---------- 元の文章

説明

蒸着装置

【課題】ライン型蒸発源の設置間隔を狭く設定すると、メンテナンス性が悪くなる。
【解決手段】蒸着装置の構成として、Y方向に並べて設けられた複数のライン型蒸発源3と、複数のライン型蒸発源3を、当該ライン型蒸発源の並び方向Y及び/又は長手方向Xに個別に移動可能に支持する移動支持手段(11〜16)とを備える。

【発明の詳細な説明】
【技術分野】
【0001】
本発明は、基板への薄膜形成に用いられる蒸着装置に関し、特に、ライン型蒸発源を備える蒸着装置に関する。
【背景技術】
【0002】
近年、平面型の表示装置として、有機電界発光素子(有機EL素子:ELはエレクトロルミネッセンスの略)を用いたものが注目されている。有機電界発光素子を用いた表示装置(以下、「有機ELディスプレイ」とも記す)は、バックライトが不要な自発光型のディスプレイであるため、視野角が広い、消費電力が少ないなどの利点を有している。
【0003】
一般に、有機ELディスプレイに用いられる有機電界発光素子は、有機材料からなる有機層を上下から電極(陽極及び陰極)で挟み込んだ構造になっていて、陽極に正の電圧、陰極に負の電圧をそれぞれ印加することにより、有機層に対して、陽極から正孔を注入する一方、陰極から電子を注入することにより、有機層で正孔と電子が再結合して発光する仕組みになっている。

--------------------

▸ **問題 A**
記録の最初の行から「deposit-accounts-header: Deposit Accounts」を含む行までのすべてを、空行を除いて番号付きの一覧に書き直しなさい。
この記録は元の文章とは関係がありません。

---------- 元の記録

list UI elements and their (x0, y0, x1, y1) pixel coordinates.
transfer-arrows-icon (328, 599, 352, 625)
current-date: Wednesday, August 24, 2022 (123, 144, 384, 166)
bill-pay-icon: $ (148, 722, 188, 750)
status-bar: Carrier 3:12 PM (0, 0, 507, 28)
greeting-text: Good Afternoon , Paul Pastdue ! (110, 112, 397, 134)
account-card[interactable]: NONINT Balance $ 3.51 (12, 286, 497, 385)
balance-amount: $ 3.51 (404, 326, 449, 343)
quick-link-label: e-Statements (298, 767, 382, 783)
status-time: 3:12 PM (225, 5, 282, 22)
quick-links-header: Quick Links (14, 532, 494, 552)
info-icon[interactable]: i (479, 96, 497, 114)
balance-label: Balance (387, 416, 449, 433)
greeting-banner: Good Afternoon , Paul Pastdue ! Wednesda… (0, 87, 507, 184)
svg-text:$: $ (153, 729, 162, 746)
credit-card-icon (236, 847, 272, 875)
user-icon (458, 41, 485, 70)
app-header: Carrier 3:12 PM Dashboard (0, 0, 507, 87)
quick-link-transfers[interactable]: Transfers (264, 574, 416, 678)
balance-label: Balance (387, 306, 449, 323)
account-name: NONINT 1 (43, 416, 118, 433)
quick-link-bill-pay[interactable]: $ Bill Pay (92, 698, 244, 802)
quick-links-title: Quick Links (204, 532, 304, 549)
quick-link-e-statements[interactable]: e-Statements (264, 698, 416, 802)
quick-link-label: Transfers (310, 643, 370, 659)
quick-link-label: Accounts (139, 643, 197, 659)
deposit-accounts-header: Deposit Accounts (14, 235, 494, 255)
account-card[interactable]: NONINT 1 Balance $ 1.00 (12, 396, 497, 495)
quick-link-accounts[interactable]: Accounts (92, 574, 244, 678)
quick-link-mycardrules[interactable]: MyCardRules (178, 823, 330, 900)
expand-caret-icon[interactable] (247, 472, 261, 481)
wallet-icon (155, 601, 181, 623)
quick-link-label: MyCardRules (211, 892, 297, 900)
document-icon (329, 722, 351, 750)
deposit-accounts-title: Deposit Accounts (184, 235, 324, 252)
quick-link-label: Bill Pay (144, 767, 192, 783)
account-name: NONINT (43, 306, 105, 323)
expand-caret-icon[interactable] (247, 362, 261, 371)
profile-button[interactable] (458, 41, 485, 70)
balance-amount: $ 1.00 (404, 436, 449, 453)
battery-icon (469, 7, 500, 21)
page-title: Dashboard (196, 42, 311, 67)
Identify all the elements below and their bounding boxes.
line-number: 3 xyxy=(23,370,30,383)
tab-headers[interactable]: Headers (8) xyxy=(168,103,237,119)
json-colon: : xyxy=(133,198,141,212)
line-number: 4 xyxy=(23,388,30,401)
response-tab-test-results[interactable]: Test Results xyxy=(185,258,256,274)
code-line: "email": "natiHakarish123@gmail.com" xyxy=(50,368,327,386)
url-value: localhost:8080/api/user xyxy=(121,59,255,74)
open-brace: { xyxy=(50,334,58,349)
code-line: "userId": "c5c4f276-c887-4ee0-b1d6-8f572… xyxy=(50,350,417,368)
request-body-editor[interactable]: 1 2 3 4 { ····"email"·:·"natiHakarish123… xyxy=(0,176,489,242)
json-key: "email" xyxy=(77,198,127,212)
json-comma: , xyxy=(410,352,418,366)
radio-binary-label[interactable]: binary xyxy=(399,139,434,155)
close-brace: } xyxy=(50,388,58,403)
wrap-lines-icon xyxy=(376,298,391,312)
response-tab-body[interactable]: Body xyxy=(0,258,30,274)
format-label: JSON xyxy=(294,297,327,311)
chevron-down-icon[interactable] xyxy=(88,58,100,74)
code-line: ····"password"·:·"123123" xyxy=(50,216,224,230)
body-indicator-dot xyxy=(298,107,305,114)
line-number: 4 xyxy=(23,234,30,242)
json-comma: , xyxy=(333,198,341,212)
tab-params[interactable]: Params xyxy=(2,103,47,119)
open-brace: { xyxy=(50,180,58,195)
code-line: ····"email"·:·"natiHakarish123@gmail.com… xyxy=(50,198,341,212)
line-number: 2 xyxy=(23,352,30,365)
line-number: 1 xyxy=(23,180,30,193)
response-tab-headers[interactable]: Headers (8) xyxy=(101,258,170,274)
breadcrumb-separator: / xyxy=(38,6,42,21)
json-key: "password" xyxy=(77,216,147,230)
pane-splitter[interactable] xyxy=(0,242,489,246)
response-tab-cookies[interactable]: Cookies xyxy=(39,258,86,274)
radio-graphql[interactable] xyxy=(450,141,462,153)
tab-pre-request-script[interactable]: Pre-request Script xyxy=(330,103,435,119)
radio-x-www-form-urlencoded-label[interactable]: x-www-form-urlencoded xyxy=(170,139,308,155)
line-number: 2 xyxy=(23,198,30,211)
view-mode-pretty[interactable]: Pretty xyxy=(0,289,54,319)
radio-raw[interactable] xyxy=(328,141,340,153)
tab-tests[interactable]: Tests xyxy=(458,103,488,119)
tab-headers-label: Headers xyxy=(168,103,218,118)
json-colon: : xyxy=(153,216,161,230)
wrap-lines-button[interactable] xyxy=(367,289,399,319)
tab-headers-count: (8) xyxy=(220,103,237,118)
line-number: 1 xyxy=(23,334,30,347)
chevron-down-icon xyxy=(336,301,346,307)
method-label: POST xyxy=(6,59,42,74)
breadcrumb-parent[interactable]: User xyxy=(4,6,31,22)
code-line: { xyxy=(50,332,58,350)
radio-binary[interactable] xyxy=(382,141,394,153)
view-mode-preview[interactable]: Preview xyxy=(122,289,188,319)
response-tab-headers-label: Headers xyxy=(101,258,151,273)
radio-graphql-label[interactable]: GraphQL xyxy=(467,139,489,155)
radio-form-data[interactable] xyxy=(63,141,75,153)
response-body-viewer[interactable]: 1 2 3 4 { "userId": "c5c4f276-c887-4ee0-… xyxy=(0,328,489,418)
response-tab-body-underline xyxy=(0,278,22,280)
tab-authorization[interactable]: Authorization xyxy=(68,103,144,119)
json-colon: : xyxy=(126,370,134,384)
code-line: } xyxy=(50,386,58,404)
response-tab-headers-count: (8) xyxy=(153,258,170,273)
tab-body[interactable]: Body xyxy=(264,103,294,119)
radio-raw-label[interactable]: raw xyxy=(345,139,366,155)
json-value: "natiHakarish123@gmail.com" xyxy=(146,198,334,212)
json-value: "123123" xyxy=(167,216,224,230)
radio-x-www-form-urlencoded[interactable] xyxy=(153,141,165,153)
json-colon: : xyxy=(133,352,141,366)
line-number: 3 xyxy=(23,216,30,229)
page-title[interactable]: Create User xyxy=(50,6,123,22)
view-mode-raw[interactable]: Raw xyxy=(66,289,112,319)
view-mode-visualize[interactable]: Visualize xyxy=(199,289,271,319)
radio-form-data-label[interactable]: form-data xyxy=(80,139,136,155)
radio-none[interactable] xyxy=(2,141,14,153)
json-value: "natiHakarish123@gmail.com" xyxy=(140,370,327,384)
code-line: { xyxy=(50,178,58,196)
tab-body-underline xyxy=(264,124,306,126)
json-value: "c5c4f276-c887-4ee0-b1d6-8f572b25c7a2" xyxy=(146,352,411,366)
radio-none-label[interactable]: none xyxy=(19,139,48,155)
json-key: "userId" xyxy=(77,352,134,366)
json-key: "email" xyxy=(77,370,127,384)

--------------------

▸ **問題 B**
元の文章によると、有機ELディスプレイはバックライトが不要な自発光型であるために、どのような利点をもつか答えなさい。

▸ **正解 A**
1. list UI elements and their (x0, y0, x1, y1) pixel coordinates.
2. transfer-arrows-icon (328, 599, 352, 625)
3. current-date: Wednesday, August 24, 2022 (123, 144, 384, 166)
4. bill-pay-icon: $ (148, 722, 188, 750)
5. status-bar: Carrier 3:12 PM (0, 0, 507, 28)
6. greeting-text: Good Afternoon , Paul Pastdue ! (110, 112, 397, 134)
7. account-card[interactable]: NONINT Balance $ 3.51 (12, 286, 497, 385)
8. balance-amount: $ 3.51 (404, 326, 449, 343)
9. quick-link-label: e-Statements (298, 767, 382, 783)
10. status-time: 3:12 PM (225, 5, 282, 22)
11. quick-links-header: Quick Links (14, 532, 494, 552)
12. info-icon[interactable]: i (479, 96, 497, 114)
13. balance-label: Balance (387, 416, 449, 433)
14. greeting-banner: Good Afternoon , Paul Pastdue ! Wednesda… (0, 87, 507, 184)
15. svg-text:$: $ (153, 729, 162, 746)
16. credit-card-icon (236, 847, 272, 875)
17. user-icon (458, 41, 485, 70)
18. app-header: Carrier 3:12 PM Dashboard (0, 0, 507, 87)
19. quick-link-transfers[interactable]: Transfers (264, 574, 416, 678)
20. balance-label: Balance (387, 306, 449, 323)
21. account-name: NONINT 1 (43, 416, 118, 433)
22. quick-link-bill-pay[interactable]: $ Bill Pay (92, 698, 244, 802)
23. quick-links-title: Quick Links (204, 532, 304, 549)
24. quick-link-e-statements[interactable]: e-Statements (264, 698, 416, 802)
25. quick-link-label: Transfers (310, 643, 370, 659)
26. quick-link-label: Accounts (139, 643, 197, 659)
27. deposit-accounts-header: Deposit Accounts (14, 235, 494, 255)

▸ **正解 B**
視野角が広い、消費電力が少ないなどの利点をもつ。